[Figure data in JSON]

------------------------------------

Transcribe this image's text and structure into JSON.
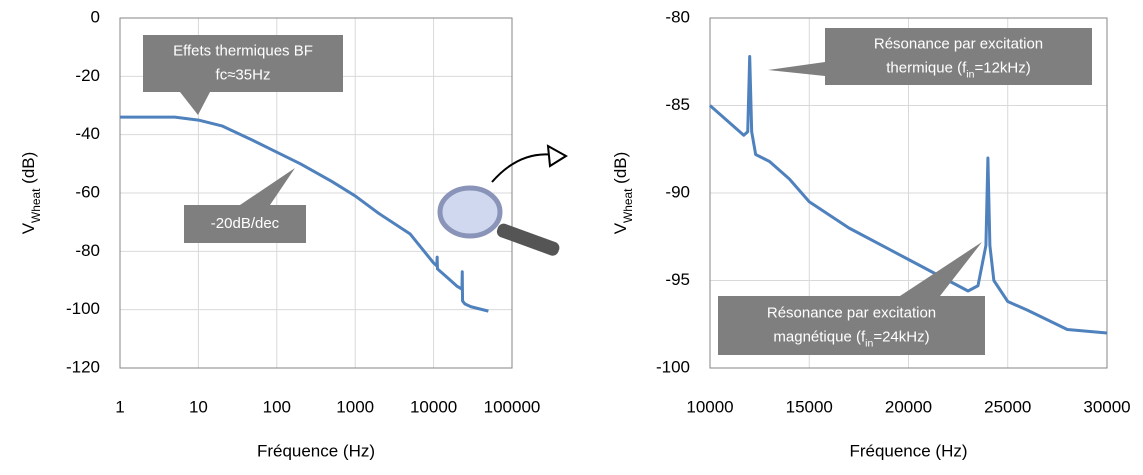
{
  "chart_data": [
    {
      "type": "line",
      "xscale": "log",
      "xlabel": "Fréquence (Hz)",
      "ylabel": [
        {
          "text": "V"
        },
        {
          "text": "Wheat",
          "sub": true
        },
        {
          "text": " (dB)"
        }
      ],
      "xlim": [
        1,
        100000
      ],
      "xticks": [
        1,
        10,
        100,
        1000,
        10000,
        100000
      ],
      "ylim": [
        -120,
        0
      ],
      "yticks": [
        -120,
        -100,
        -80,
        -60,
        -40,
        -20,
        0
      ],
      "grid": true,
      "series": [
        {
          "color": "#4f81bd",
          "x": [
            1,
            2,
            5,
            10,
            20,
            50,
            100,
            200,
            500,
            1000,
            2000,
            5000,
            10000,
            11000,
            11100,
            11200,
            15000,
            20000,
            23000,
            23200,
            23400,
            25000,
            30000,
            50000
          ],
          "values": [
            -34,
            -34,
            -34,
            -35,
            -37,
            -42,
            -46,
            -50,
            -56,
            -61,
            -67,
            -74,
            -84,
            -85,
            -82,
            -86,
            -89,
            -92,
            -93,
            -87,
            -97,
            -98,
            -99,
            -100.5
          ]
        }
      ],
      "annotations": [
        {
          "lines": [
            [
              {
                "text": "Effets thermiques BF"
              }
            ],
            [
              {
                "text": "fc≈35Hz"
              }
            ]
          ]
        },
        {
          "lines": [
            [
              {
                "text": "-20dB/dec"
              }
            ]
          ]
        }
      ]
    },
    {
      "type": "line",
      "xscale": "linear",
      "xlabel": "Fréquence (Hz)",
      "ylabel": [
        {
          "text": "V"
        },
        {
          "text": "Wheat",
          "sub": true
        },
        {
          "text": " (dB)"
        }
      ],
      "xlim": [
        10000,
        30000
      ],
      "xticks": [
        10000,
        15000,
        20000,
        25000,
        30000
      ],
      "ylim": [
        -100,
        -80
      ],
      "yticks": [
        -100,
        -95,
        -90,
        -85,
        -80
      ],
      "grid": true,
      "series": [
        {
          "color": "#4f81bd",
          "x": [
            10000,
            11000,
            11700,
            11900,
            12000,
            12100,
            12300,
            13000,
            14000,
            15000,
            17000,
            20000,
            23000,
            23500,
            23900,
            24000,
            24100,
            24300,
            25000,
            26000,
            28000,
            30000
          ],
          "values": [
            -85,
            -86,
            -86.7,
            -86.5,
            -82.2,
            -86.5,
            -87.8,
            -88.2,
            -89.2,
            -90.5,
            -92,
            -93.8,
            -95.6,
            -95.3,
            -93,
            -88,
            -93,
            -95,
            -96.2,
            -96.7,
            -97.8,
            -98
          ]
        }
      ],
      "annotations": [
        {
          "lines": [
            [
              {
                "text": "Résonance par excitation"
              }
            ],
            [
              {
                "text": "thermique (f"
              },
              {
                "text": "in",
                "sub": true
              },
              {
                "text": "=12kHz)"
              }
            ]
          ]
        },
        {
          "lines": [
            [
              {
                "text": "Résonance par excitation"
              }
            ],
            [
              {
                "text": "magnétique (f"
              },
              {
                "text": "in",
                "sub": true
              },
              {
                "text": "=24kHz)"
              }
            ]
          ]
        }
      ]
    }
  ]
}
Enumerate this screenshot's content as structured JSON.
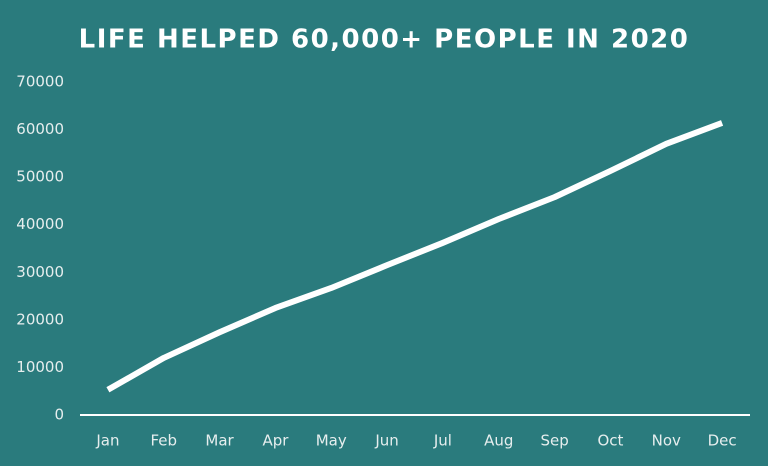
{
  "chart_data": {
    "type": "line",
    "title": "LIFE HELPED 60,000+ PEOPLE IN 2020",
    "categories": [
      "Jan",
      "Feb",
      "Mar",
      "Apr",
      "May",
      "Jun",
      "Jul",
      "Aug",
      "Sep",
      "Oct",
      "Nov",
      "Dec"
    ],
    "values": [
      5300,
      12000,
      17400,
      22500,
      26700,
      31500,
      36200,
      41200,
      45800,
      51300,
      57000,
      61400
    ],
    "color": "#ffffff",
    "background": "#2a7b7d",
    "ylim": [
      0,
      70000
    ],
    "yticks": [
      0,
      10000,
      20000,
      30000,
      40000,
      50000,
      60000,
      70000
    ],
    "grid": false
  }
}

------------------------------------

WHAT TO DO: Verbatim reproduction of every record is required; images are left out.

ANSWER FOR THIS EXERCISE:
Transcribe this image's text and structure into JSON.
{
  "chart_data": [
    {
      "type": "line",
      "xscale": "log",
      "xlabel": "Fréquence (Hz)",
      "ylabel": [
        {
          "text": "V"
        },
        {
          "text": "Wheat",
          "sub": true
        },
        {
          "text": " (dB)"
        }
      ],
      "xlim": [
        1,
        100000
      ],
      "xticks": [
        1,
        10,
        100,
        1000,
        10000,
        100000
      ],
      "ylim": [
        -120,
        0
      ],
      "yticks": [
        -120,
        -100,
        -80,
        -60,
        -40,
        -20,
        0
      ],
      "grid": true,
      "series": [
        {
          "color": "#4f81bd",
          "x": [
            1,
            2,
            5,
            10,
            20,
            50,
            100,
            200,
            500,
            1000,
            2000,
            5000,
            10000,
            11000,
            11100,
            11200,
            15000,
            20000,
            23000,
            23200,
            23400,
            25000,
            30000,
            50000
          ],
          "values": [
            -34,
            -34,
            -34,
            -35,
            -37,
            -42,
            -46,
            -50,
            -56,
            -61,
            -67,
            -74,
            -84,
            -85,
            -82,
            -86,
            -89,
            -92,
            -93,
            -87,
            -97,
            -98,
            -99,
            -100.5
          ]
        }
      ],
      "annotations": [
        {
          "lines": [
            [
              {
                "text": "Effets thermiques BF"
              }
            ],
            [
              {
                "text": "fc≈35Hz"
              }
            ]
          ]
        },
        {
          "lines": [
            [
              {
                "text": "-20dB/dec"
              }
            ]
          ]
        }
      ]
    },
    {
      "type": "line",
      "xscale": "linear",
      "xlabel": "Fréquence (Hz)",
      "ylabel": [
        {
          "text": "V"
        },
        {
          "text": "Wheat",
          "sub": true
        },
        {
          "text": " (dB)"
        }
      ],
      "xlim": [
        10000,
        30000
      ],
      "xticks": [
        10000,
        15000,
        20000,
        25000,
        30000
      ],
      "ylim": [
        -100,
        -80
      ],
      "yticks": [
        -100,
        -95,
        -90,
        -85,
        -80
      ],
      "grid": true,
      "series": [
        {
          "color": "#4f81bd",
          "x": [
            10000,
            11000,
            11700,
            11900,
            12000,
            12100,
            12300,
            13000,
            14000,
            15000,
            17000,
            20000,
            23000,
            23500,
            23900,
            24000,
            24100,
            24300,
            25000,
            26000,
            28000,
            30000
          ],
          "values": [
            -85,
            -86,
            -86.7,
            -86.5,
            -82.2,
            -86.5,
            -87.8,
            -88.2,
            -89.2,
            -90.5,
            -92,
            -93.8,
            -95.6,
            -95.3,
            -93,
            -88,
            -93,
            -95,
            -96.2,
            -96.7,
            -97.8,
            -98
          ]
        }
      ],
      "annotations": [
        {
          "lines": [
            [
              {
                "text": "Résonance par excitation"
              }
            ],
            [
              {
                "text": "thermique (f"
              },
              {
                "text": "in",
                "sub": true
              },
              {
                "text": "=12kHz)"
              }
            ]
          ]
        },
        {
          "lines": [
            [
              {
                "text": "Résonance par excitation"
              }
            ],
            [
              {
                "text": "magnétique (f"
              },
              {
                "text": "in",
                "sub": true
              },
              {
                "text": "=24kHz)"
              }
            ]
          ]
        }
      ]
    }
  ]
}
Enumerate this screenshot's content as structured JSON.
{
  "chart_data": {
    "type": "line",
    "title": "LIFE HELPED 60,000+ PEOPLE IN 2020",
    "categories": [
      "Jan",
      "Feb",
      "Mar",
      "Apr",
      "May",
      "Jun",
      "Jul",
      "Aug",
      "Sep",
      "Oct",
      "Nov",
      "Dec"
    ],
    "values": [
      5300,
      12000,
      17400,
      22500,
      26700,
      31500,
      36200,
      41200,
      45800,
      51300,
      57000,
      61400
    ],
    "color": "#ffffff",
    "background": "#2a7b7d",
    "ylim": [
      0,
      70000
    ],
    "yticks": [
      0,
      10000,
      20000,
      30000,
      40000,
      50000,
      60000,
      70000
    ],
    "grid": false
  }
}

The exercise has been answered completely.